Исходный текст ▸

________

ИНТЕЛРОС > №9, 2011 > На последнем берегу

Георгий КУБАТЬЯН
На последнем берегу


22 сентября 2011

Инна Лиснянская. Перемещенные окна. М.: ОГИ, 2011.

 

Севан обычно называют самым крупным из высокогорных озер и самым высокогорным из крупных. И незамысловатая аналогия подталкивает охарактеризовать Инну Лиснянскую самым пожилым из ныне здравствующих крупных поэтов и самым крупным из пожилых. Оговорки? Вот они. Прилагательное пожилой — это, понятно, не что иное, как эвфемизм, уклончиво-вежливый и на просвет ясный. По сути же подразумеваются те, кто пребывает, если вспомнить Александра Межирова, “на рубеже восьмидесяти лет” и, больше того, перевалил этот рубеж: “Девятое десятилетье. / Ни деда, ни бабки, ни репки. / И вот я на этом свете / Живу, как белье на прищепке”. Далее. Говоря про ныне здравствующих авторов, я имею в виду лишь активно сочиняющих и, главное, регулярно публикующихся (каким еще способом узнаешь о писательской активности?). Назовем их поименно; кроме Лиснянской, мне лично вспоминаются разве что Константин Ваншенкин, Александр Ревич и… Боюсь ошибиться, все. Что до наиболее щекотливого пункта — кто самый-самый, не стоит устраивать из-за него споры-свары. В конце концов, у каждого свое мнение, и мнение переменчиво. Сегодня тебе кажется так, а завтра, глядишь — этак.

Есть, однако, факты; факты не зависят от изменчивых условий и привходящих обстоятельств. Из их числа — публикации Лиснянской, показатель ее творческих интенций и рабочей формы. В последнее десятилетие она печатала новые (подчеркнем это, новые, с пылу с жару) стихи до того часто, до того много — мало кому впору потягаться. Бродский отметил некогда “чрезвычайную интенсивность” ее стихов, имея в виду напряженность и густоту чувствований и смыслов; я вложу в это слово другое, совсем элементарное содержание — всегдашнюю, сиюминутную готовность уловить явление музы, разобраться в ее диктовке. За помянутые выше десять лет она выпустила, помимо множества журнальных подборок, три по меньшей мере сборника новых стихов.

________

Задания и упражнения ▸
a - Перепечатайте без изменений отрывок текста о поэзии Лиснянской от слов «Есть, однако, факты;» до слов «сборника новых стихов.» включительно.
b - Продолжите текст о поэзии Лиснянской, начав сразу после его последнего предложения.
Приведенные далее записи взяты из другого источника.

Записи из набора данных:
________

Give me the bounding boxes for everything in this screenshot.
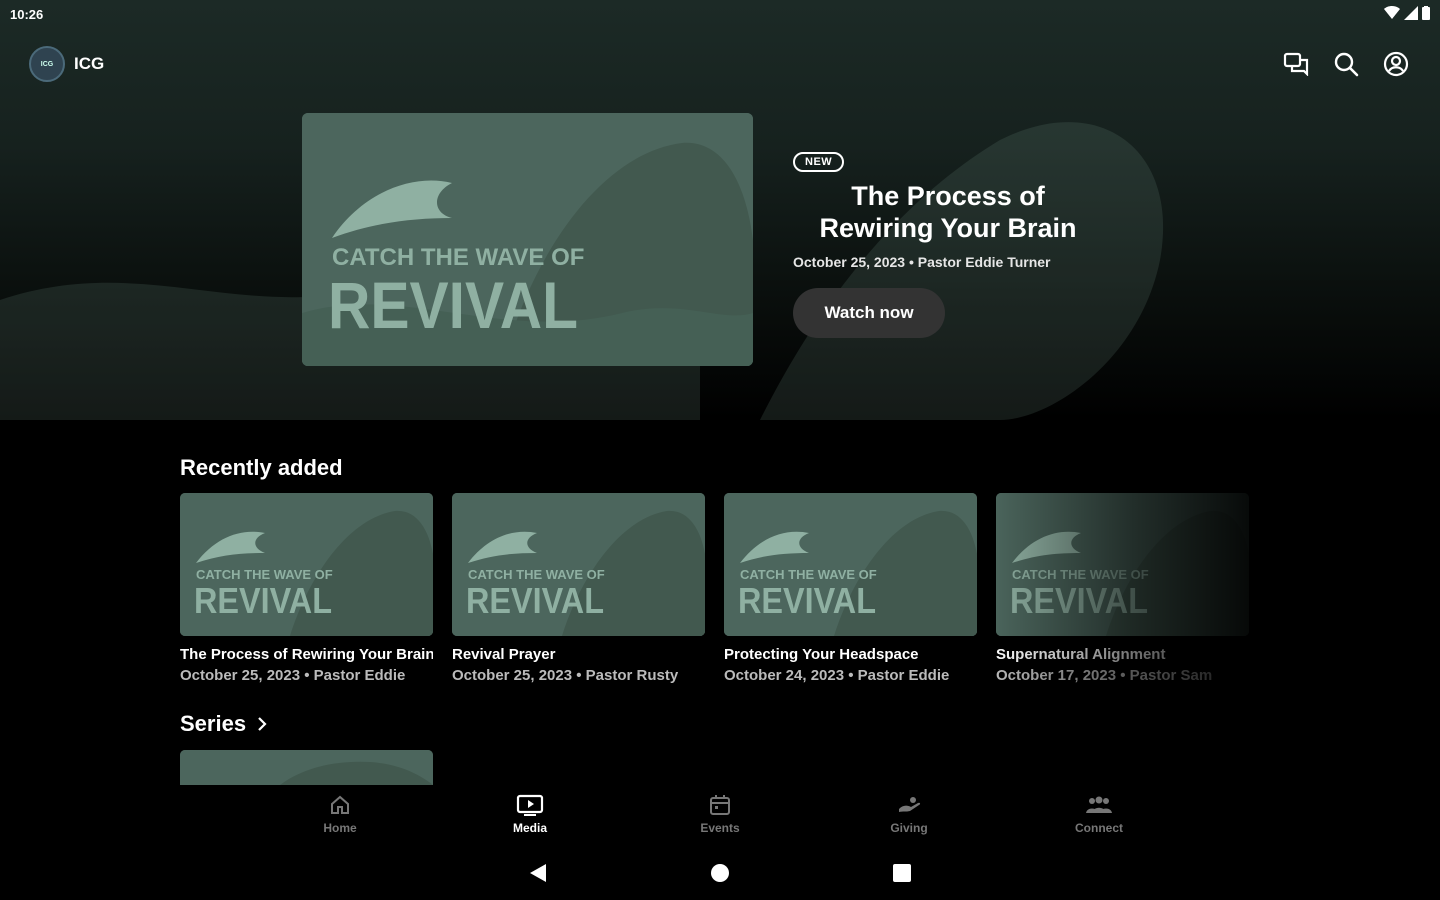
- chat-icon: [1283, 52, 1309, 76]
- nav-events[interactable]: Events: [670, 793, 770, 835]
- thumbnail-art-line2: REVIVAL: [738, 580, 876, 621]
- nav-media[interactable]: Media: [480, 793, 580, 835]
- app-bar: ICG ICG: [0, 44, 1440, 84]
- app-name: ICG: [74, 54, 105, 73]
- thumbnail-art-line2: REVIVAL: [466, 580, 604, 621]
- thumbnail-art: CATCH THE WAVE OF REVIVAL: [724, 493, 977, 636]
- nav-connect[interactable]: Connect: [1049, 793, 1149, 835]
- hero-art-line1: CATCH THE WAVE OF: [332, 244, 584, 271]
- wifi-icon: [1384, 6, 1400, 19]
- series-card[interactable]: [180, 750, 433, 785]
- chevron-right-icon: [258, 717, 267, 731]
- media-card-title: Revival Prayer: [452, 646, 556, 663]
- hero-thumbnail[interactable]: CATCH THE WAVE OF REVIVAL: [302, 113, 753, 366]
- new-badge: NEW: [793, 152, 845, 172]
- watch-now-button[interactable]: Watch now: [793, 288, 945, 338]
- hero-title: The Process of Rewiring Your Brain: [819, 181, 1077, 243]
- media-card-title: Protecting Your Headspace: [724, 646, 919, 663]
- nav-media-label: Media: [512, 821, 547, 835]
- status-icons: [1384, 6, 1430, 20]
- hero-meta: October 25, 2023 • Pastor Eddie Turner: [793, 254, 1051, 270]
- media-card-thumbnail: CATCH THE WAVE OF REVIVAL: [180, 493, 433, 636]
- giving-icon: [899, 797, 921, 812]
- back-icon[interactable]: [528, 862, 548, 884]
- media-card-title: The Process of Rewiring Your Brain: [180, 646, 433, 663]
- media-card-title: Supernatural Alignment: [996, 646, 1166, 663]
- series-title: Series: [180, 711, 247, 736]
- nav-connect-label: Connect: [1075, 821, 1123, 835]
- people-icon: [1086, 796, 1112, 813]
- account-icon: [1383, 51, 1409, 77]
- nav-home[interactable]: Home: [290, 793, 390, 835]
- media-card-thumbnail: CATCH THE WAVE OF REVIVAL: [996, 493, 1249, 636]
- media-card[interactable]: CATCH THE WAVE OF REVIVAL Supernatural A…: [996, 493, 1249, 693]
- media-card-meta: October 17, 2023 • Pastor Sam: [996, 667, 1213, 684]
- media-card-meta: October 24, 2023 • Pastor Eddie: [724, 667, 950, 684]
- thumbnail-art: CATCH THE WAVE OF REVIVAL: [452, 493, 705, 636]
- thumbnail-art: CATCH THE WAVE OF REVIVAL: [996, 493, 1249, 636]
- series-card-art: [180, 750, 433, 785]
- hero-thumbnail-art: CATCH THE WAVE OF REVIVAL: [302, 113, 753, 366]
- nav-home-label: Home: [323, 821, 357, 835]
- thumbnail-art-line2: REVIVAL: [1010, 580, 1148, 621]
- recently-added-list: CATCH THE WAVE OF REVIVAL The Process of…: [180, 493, 1250, 693]
- nav-giving-label: Giving: [890, 821, 928, 835]
- search-icon: [1334, 52, 1359, 77]
- cell-signal-icon: [1404, 6, 1418, 20]
- hero-info: NEW The Process of Rewiring Your Brain O…: [793, 152, 1103, 338]
- media-card-meta: October 25, 2023 • Pastor Rusty: [452, 667, 679, 684]
- nav-events-label: Events: [700, 821, 740, 835]
- media-card[interactable]: CATCH THE WAVE OF REVIVAL The Process of…: [180, 493, 433, 693]
- account-button[interactable]: [1382, 50, 1410, 78]
- thumbnail-art-line2: REVIVAL: [194, 580, 332, 621]
- app-logo-text: ICG: [40, 60, 54, 68]
- media-card-thumbnail: CATCH THE WAVE OF REVIVAL: [724, 493, 977, 636]
- nav-giving[interactable]: Giving: [859, 793, 959, 835]
- app-actions: [1282, 50, 1410, 78]
- home-icon: [331, 795, 349, 814]
- thumbnail-art: CATCH THE WAVE OF REVIVAL: [180, 493, 433, 636]
- recently-added-title: Recently added: [180, 455, 343, 480]
- media-card-meta: October 25, 2023 • Pastor Eddie: [180, 667, 406, 684]
- home-circle-icon[interactable]: [710, 862, 730, 884]
- calendar-icon: [710, 795, 730, 815]
- chat-button[interactable]: [1282, 50, 1310, 78]
- series-header-link[interactable]: Series: [180, 711, 268, 737]
- app-logo[interactable]: ICG: [29, 46, 65, 82]
- media-card[interactable]: CATCH THE WAVE OF REVIVAL Protecting You…: [724, 493, 977, 693]
- media-icon: [516, 794, 544, 816]
- status-time: 10:26: [10, 7, 44, 22]
- search-button[interactable]: [1332, 50, 1360, 78]
- status-bar: 10:26: [0, 0, 1440, 30]
- media-card[interactable]: CATCH THE WAVE OF REVIVAL Revival Prayer…: [452, 493, 705, 693]
- battery-icon: [1422, 6, 1430, 20]
- system-navigation: [0, 850, 1440, 900]
- media-card-thumbnail: CATCH THE WAVE OF REVIVAL: [452, 493, 705, 636]
- bottom-navigation: Home Media Events Giving Connect: [0, 785, 1440, 845]
- hero-art-line2: REVIVAL: [328, 268, 578, 342]
- recents-icon[interactable]: [892, 862, 912, 884]
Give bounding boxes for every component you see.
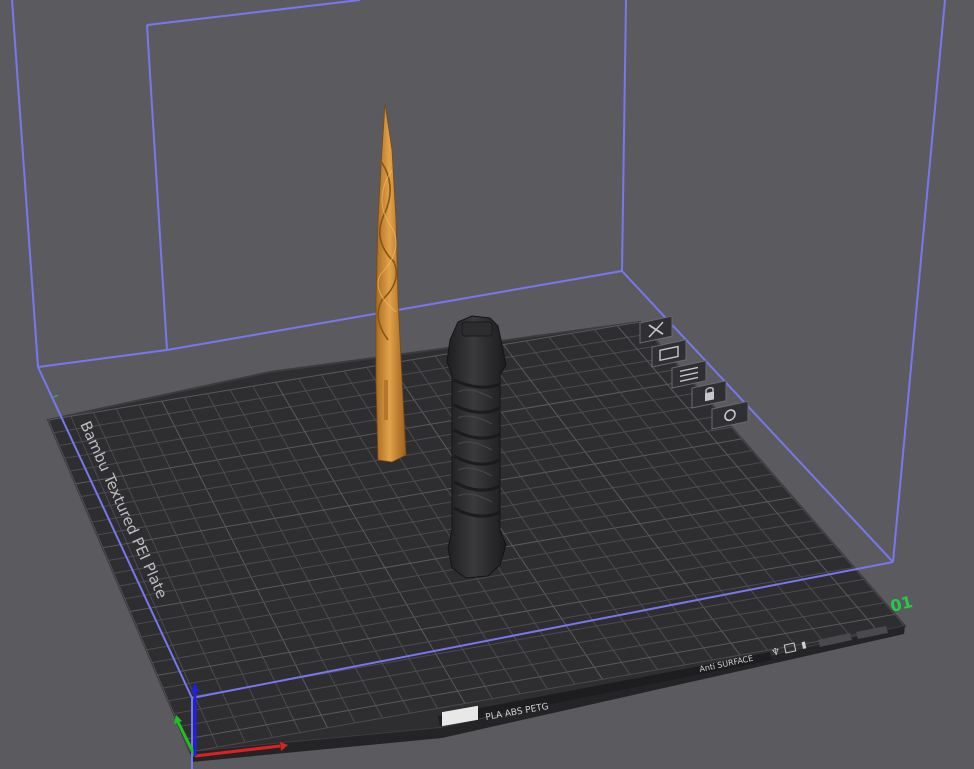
scene-canvas[interactable]: Bambu Textured PEI Plate PLA ABS PETG An…	[0, 0, 974, 769]
3d-viewport[interactable]: Bambu Textured PEI Plate PLA ABS PETG An…	[0, 0, 974, 769]
model-spiral-handle[interactable]	[446, 315, 507, 579]
plate-settings-button[interactable]	[711, 400, 749, 430]
model-twisted-spike[interactable]	[375, 103, 407, 463]
close-plate-button[interactable]	[639, 315, 673, 344]
plate-number: 01	[888, 592, 914, 616]
lock-plate-button[interactable]	[691, 380, 727, 409]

________

Ожидаемые результаты ▸
a -
Есть, однако, факты; факты не зависят от изменчивых условий и привходящих обстоятельств. Из их числа — публикации Лиснянской, показатель ее творческих интенций и рабочей формы. В последнее десятилетие она печатала новые (подчеркнем это, новые, с пылу с жару) стихи до того часто, до того много — мало кому впору потягаться. Бродский отметил некогда “чрезвычайную интенсивность” ее стихов, имея в виду напряженность и густоту чувствований и смыслов; я вложу в это слово другое, совсем элементарное содержание — всегдашнюю, сиюминутную готовность уловить явление музы, разобраться в ее диктовке. За помянутые выше десять лет она выпустила, помимо множества журнальных подборок, три по меньшей мере сборника новых стихов.

b -
К примеру, “Перемещенные окна”. Почему-то лишенную традиционной пометы под заглавием книгу следовало бы снабдить указанием на сроки — “Стихи 2007–2010 годов”. Это, правда, сделало бы полную датировку (год, и месяц, и число) каждого стихотворения заведомо лишней, а Лиснянская привыкла сообщать, в какой именно день оно написано. Почти все свои журнальные и даже газетные циклы поэтесса сопровождает этими пунктуальными довесками: 15 июня 2008-го, 23 января 2009-го… Не знаю, что дает это читателю (лично мне — ноль информации), но, должно быть, ей это важно. Как и специалисту по психологии творчества; расставляя перетасованные при компоновке стихи в хронологическом порядке, тот учтет и смену настроений, и паузы между взрывами вдохновений. И странные нестыковки. Вот автор обращается к ненаглядному своему побратиму (так означен адресат), и вопрос “Отчего неделю молчишь?” определяет, что фон у размышлений не вневременной — вполне сегодняшний. “Может, дождь со снегом в ноябрьской Москве, — предполагает автор, — твой косящий почерк размыл…” Я было соглашаюсь, ан вижу, что датированы-то стихи двадцать пятым октября.

Бог с ними, с датами. Куда существенней другое. Лиснянская пишет обильно, но в стихах нет инерции. Стих упруг, а подход к изъезженной теме нов и неожидан. Я бы даже сказал — остроумен, однако не скажу; где-где, но тут остроумие ни при чем:

 

Заглядывает в глаза, дергает за рукав

И тащит меня в сторонку,

Жизнь мою клянчит, слезами ко мне припав,

Ну, как отказать ребенку?

Глажу по голове, холодной, как в стужу медь,

Хотя этот август жарок:

На что тебе жизнь моя, милая девочка-смерть?

Она никому не подарок.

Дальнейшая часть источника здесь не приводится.